TASK PROMPT: Below are some records. How many of their lines contain the string "page"? Give the number only.

— Begin MATERIAL SHOWN —

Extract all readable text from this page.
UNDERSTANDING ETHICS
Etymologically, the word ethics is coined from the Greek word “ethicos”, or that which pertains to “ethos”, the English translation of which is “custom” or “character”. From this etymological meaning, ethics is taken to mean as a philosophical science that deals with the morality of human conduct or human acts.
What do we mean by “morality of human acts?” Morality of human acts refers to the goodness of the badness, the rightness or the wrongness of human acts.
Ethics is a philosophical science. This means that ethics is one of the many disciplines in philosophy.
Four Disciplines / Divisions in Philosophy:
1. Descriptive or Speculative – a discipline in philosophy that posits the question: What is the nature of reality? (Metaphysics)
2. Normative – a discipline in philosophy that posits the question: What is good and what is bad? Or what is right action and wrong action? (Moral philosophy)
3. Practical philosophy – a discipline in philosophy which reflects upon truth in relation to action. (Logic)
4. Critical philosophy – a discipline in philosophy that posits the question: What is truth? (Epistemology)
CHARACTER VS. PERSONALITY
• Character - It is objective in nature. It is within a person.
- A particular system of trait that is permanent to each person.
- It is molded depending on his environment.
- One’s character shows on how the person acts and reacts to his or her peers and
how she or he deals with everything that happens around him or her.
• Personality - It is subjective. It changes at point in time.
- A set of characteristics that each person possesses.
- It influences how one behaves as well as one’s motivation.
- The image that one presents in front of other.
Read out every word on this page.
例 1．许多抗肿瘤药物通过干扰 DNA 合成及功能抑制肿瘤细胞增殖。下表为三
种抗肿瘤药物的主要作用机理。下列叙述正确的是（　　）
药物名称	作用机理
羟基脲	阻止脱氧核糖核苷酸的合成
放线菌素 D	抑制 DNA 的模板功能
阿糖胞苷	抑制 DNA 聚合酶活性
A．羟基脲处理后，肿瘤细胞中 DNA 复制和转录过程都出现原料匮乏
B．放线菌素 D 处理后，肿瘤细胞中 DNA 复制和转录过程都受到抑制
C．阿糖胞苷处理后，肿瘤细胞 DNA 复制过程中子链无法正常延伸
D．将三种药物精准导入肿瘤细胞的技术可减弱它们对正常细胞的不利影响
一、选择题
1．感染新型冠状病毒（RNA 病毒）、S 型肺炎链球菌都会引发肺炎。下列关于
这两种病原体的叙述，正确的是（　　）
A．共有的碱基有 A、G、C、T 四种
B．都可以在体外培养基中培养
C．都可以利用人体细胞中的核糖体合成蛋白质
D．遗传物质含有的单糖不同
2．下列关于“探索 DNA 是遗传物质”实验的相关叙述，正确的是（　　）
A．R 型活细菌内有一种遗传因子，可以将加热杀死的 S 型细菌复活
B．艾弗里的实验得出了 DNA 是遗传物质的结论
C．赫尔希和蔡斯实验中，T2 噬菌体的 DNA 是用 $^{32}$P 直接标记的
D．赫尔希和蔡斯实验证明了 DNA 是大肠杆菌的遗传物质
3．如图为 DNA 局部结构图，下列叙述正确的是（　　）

— End MATERIAL SHOWN —

SOLUTION TO THIS PROBLEM: 2